## What is required
Select, from the material below, each line with "tørkes" in it.

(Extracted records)

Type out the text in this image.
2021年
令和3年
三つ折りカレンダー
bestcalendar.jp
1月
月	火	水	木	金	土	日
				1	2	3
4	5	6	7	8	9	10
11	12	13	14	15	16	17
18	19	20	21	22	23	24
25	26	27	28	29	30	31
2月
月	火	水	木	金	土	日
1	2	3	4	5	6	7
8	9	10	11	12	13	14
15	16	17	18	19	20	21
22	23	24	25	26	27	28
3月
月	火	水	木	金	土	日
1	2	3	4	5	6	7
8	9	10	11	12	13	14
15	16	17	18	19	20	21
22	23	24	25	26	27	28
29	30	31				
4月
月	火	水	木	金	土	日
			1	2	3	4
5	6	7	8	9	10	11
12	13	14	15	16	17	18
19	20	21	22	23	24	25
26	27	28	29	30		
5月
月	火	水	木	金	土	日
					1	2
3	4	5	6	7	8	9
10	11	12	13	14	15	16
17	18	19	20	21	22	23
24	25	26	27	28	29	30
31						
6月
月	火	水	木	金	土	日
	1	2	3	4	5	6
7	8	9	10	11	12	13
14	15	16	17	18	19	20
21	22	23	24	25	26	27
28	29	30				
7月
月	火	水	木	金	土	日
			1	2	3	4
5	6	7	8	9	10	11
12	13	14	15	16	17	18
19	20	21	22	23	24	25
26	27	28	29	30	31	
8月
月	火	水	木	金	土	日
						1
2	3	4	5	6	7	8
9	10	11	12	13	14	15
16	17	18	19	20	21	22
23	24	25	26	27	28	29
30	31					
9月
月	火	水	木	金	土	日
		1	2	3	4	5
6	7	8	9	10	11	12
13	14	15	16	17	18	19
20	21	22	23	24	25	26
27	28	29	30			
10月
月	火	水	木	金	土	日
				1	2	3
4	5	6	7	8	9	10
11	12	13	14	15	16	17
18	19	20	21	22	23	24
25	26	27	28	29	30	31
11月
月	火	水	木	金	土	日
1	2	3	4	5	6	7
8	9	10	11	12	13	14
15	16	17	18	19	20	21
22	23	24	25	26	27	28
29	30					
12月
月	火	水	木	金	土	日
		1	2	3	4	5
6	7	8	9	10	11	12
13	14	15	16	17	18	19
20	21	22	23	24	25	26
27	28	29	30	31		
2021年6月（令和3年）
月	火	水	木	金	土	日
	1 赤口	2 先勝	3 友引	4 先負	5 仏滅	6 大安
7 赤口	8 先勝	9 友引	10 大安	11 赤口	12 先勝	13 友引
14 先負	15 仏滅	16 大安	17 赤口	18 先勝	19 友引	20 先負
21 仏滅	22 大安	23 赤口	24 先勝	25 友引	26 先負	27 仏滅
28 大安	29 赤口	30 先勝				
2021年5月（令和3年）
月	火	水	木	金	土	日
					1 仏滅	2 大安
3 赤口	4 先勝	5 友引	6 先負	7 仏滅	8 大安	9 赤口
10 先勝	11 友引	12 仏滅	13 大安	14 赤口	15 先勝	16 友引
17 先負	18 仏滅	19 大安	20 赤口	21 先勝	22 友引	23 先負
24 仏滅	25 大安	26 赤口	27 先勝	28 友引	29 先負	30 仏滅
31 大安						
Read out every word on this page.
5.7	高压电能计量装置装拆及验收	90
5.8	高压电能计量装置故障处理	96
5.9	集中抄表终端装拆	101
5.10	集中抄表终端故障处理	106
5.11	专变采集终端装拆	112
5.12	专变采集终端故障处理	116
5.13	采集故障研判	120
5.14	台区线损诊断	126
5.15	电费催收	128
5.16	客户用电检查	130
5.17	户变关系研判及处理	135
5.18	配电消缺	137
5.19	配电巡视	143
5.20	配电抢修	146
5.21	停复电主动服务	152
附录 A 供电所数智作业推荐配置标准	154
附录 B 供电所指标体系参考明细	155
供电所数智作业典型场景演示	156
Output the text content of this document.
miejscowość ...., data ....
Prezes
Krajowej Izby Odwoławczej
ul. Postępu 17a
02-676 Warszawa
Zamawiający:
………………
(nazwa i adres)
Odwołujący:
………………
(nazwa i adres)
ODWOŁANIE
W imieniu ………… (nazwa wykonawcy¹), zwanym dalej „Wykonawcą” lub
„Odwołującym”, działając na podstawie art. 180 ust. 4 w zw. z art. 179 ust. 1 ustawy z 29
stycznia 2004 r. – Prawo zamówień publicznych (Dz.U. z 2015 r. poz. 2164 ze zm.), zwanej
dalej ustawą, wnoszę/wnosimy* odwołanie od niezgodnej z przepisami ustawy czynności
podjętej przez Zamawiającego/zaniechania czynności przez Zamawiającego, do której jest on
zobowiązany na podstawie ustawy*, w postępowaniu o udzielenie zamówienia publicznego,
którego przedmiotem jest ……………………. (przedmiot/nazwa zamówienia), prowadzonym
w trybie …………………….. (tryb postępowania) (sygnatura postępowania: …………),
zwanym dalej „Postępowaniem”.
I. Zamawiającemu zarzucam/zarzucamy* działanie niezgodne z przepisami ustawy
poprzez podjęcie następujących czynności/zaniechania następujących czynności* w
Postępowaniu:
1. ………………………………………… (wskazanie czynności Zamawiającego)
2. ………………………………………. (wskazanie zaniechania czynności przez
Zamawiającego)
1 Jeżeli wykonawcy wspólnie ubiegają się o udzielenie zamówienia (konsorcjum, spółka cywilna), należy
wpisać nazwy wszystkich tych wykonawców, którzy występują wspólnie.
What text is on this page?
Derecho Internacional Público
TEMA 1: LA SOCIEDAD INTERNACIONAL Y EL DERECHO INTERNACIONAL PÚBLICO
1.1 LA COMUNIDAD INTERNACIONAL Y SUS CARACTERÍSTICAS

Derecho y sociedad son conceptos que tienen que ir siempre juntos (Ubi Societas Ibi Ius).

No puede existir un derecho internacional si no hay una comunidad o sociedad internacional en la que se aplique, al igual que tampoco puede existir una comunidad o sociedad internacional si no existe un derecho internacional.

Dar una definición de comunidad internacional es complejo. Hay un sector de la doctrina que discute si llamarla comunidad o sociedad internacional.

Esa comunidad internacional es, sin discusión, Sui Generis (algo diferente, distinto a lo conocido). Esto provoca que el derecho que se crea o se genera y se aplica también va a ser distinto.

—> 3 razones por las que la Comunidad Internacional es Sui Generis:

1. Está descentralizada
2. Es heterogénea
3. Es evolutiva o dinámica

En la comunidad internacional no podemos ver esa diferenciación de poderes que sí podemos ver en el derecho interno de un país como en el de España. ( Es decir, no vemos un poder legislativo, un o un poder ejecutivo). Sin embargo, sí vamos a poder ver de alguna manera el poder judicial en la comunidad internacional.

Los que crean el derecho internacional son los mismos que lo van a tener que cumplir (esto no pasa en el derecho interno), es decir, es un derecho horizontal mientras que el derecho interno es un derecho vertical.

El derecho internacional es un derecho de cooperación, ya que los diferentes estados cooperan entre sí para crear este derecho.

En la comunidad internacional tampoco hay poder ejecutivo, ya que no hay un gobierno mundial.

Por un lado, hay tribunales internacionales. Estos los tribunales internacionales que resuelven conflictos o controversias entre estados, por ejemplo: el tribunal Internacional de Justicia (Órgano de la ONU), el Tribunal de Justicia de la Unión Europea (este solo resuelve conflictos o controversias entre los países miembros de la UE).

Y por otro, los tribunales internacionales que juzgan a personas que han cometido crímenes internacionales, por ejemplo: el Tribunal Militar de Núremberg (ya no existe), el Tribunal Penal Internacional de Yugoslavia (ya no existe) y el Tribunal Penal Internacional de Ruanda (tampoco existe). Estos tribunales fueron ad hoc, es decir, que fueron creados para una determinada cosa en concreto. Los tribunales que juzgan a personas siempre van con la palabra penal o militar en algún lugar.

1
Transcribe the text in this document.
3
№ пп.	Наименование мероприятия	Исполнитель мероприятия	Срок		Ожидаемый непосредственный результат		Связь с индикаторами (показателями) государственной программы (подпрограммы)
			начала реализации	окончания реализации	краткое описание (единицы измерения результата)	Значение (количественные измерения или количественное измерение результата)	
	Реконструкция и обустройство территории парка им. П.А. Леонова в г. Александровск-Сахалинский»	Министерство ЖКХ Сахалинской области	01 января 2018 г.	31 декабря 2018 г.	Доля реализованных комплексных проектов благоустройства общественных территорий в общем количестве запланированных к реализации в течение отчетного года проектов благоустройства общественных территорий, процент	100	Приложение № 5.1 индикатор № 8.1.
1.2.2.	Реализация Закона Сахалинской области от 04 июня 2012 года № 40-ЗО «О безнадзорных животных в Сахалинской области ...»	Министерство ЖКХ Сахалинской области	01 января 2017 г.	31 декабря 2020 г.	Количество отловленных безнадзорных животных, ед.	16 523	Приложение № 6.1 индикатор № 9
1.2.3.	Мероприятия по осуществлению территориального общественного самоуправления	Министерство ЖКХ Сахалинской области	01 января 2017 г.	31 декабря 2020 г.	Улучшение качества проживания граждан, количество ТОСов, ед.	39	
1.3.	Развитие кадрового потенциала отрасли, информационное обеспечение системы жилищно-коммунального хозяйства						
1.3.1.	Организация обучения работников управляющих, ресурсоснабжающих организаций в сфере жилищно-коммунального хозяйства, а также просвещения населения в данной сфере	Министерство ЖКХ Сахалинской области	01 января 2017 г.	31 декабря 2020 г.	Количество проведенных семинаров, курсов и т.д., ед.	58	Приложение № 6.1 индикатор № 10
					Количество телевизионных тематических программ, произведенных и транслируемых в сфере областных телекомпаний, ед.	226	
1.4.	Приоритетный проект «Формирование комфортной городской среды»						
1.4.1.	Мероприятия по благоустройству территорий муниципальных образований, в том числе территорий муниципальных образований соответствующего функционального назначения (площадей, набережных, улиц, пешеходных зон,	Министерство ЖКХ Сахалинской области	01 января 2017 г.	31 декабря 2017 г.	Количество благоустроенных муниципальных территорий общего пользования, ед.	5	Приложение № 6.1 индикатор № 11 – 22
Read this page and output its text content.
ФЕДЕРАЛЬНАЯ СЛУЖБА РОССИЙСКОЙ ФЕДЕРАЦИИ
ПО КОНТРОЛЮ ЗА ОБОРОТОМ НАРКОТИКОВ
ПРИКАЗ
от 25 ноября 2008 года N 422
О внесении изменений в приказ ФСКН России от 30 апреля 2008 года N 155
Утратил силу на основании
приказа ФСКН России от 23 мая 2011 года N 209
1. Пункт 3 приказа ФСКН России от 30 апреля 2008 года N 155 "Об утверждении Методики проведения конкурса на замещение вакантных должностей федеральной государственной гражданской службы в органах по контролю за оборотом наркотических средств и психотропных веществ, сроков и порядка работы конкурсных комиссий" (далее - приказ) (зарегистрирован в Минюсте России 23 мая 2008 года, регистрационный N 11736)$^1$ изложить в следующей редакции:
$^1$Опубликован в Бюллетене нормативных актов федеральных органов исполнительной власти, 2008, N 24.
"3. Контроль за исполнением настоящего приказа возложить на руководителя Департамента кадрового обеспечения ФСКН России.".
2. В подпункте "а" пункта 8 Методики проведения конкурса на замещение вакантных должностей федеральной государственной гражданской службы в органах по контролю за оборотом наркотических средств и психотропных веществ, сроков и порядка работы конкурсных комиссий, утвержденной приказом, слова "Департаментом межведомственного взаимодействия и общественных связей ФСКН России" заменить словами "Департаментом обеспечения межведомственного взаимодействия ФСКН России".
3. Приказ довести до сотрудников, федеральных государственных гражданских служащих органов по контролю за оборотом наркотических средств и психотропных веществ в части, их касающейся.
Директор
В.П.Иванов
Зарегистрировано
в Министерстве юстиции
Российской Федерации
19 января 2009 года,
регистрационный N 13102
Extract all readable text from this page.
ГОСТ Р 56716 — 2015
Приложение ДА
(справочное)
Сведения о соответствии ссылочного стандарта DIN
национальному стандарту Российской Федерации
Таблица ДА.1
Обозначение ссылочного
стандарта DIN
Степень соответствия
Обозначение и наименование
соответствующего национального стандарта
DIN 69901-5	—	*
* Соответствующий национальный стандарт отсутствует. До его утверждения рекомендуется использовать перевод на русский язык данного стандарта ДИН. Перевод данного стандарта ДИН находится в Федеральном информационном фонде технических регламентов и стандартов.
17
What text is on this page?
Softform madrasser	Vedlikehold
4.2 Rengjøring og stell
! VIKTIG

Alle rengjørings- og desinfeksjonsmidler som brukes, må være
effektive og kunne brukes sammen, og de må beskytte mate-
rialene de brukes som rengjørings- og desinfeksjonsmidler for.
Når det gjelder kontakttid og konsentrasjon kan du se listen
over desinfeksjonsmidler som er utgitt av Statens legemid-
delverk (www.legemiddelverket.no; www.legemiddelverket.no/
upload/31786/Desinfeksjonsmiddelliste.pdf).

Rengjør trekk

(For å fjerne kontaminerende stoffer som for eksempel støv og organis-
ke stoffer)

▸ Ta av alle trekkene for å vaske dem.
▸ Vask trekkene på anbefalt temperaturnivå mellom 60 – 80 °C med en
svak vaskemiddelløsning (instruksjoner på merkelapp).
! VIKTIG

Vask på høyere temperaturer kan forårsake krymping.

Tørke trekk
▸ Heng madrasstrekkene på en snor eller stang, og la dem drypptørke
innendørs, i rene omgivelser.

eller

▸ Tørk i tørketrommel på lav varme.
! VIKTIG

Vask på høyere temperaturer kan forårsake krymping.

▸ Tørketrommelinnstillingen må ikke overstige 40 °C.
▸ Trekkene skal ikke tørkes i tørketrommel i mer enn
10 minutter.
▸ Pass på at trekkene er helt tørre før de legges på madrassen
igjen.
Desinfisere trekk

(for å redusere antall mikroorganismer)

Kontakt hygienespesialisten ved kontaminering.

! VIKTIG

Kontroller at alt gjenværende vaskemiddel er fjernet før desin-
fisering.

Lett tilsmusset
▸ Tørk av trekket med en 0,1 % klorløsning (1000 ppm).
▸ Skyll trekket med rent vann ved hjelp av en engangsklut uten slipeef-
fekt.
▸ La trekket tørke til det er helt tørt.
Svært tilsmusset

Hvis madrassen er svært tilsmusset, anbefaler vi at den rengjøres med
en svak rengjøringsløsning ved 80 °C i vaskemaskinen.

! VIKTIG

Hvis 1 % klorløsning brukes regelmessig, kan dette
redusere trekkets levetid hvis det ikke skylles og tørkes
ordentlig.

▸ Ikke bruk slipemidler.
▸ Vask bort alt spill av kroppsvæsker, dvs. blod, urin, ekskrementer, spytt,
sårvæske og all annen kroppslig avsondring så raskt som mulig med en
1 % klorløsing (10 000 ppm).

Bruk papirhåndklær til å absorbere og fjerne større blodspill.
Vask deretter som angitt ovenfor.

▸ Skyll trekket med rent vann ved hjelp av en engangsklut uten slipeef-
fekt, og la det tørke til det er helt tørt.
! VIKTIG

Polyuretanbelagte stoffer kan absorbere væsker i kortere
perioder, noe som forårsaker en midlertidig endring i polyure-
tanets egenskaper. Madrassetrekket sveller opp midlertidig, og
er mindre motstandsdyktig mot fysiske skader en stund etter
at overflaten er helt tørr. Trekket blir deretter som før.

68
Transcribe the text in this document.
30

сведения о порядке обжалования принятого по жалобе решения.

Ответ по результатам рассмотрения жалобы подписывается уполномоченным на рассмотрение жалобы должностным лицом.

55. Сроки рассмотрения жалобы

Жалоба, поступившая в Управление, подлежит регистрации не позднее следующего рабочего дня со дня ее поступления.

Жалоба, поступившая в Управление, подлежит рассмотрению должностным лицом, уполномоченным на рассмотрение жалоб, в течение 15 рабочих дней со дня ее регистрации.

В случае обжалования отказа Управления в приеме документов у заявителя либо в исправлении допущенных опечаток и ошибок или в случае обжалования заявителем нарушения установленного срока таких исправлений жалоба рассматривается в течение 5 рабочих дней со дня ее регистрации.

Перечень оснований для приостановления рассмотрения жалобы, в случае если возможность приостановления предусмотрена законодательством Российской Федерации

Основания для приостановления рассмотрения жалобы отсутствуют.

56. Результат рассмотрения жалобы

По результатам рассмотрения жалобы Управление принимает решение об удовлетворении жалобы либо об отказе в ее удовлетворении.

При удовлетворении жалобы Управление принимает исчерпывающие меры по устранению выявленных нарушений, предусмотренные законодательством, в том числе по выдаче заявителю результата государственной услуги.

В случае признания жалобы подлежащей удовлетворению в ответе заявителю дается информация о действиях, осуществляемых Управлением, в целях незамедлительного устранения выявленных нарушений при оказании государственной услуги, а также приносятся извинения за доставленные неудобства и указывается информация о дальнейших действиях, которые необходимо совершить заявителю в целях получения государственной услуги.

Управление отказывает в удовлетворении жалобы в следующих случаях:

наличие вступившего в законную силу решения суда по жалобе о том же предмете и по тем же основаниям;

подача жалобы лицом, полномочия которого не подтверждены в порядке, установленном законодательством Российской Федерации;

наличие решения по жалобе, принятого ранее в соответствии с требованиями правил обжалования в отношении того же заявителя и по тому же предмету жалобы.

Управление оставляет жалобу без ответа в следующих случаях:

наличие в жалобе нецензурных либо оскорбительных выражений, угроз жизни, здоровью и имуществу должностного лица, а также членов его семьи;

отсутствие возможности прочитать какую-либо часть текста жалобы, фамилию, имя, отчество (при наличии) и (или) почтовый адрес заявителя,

## Solved problem
▸ Trekkene skal ikke tørkes i tørketrommel i mer enn
redusere trekkets levetid hvis det ikke skylles og tørkes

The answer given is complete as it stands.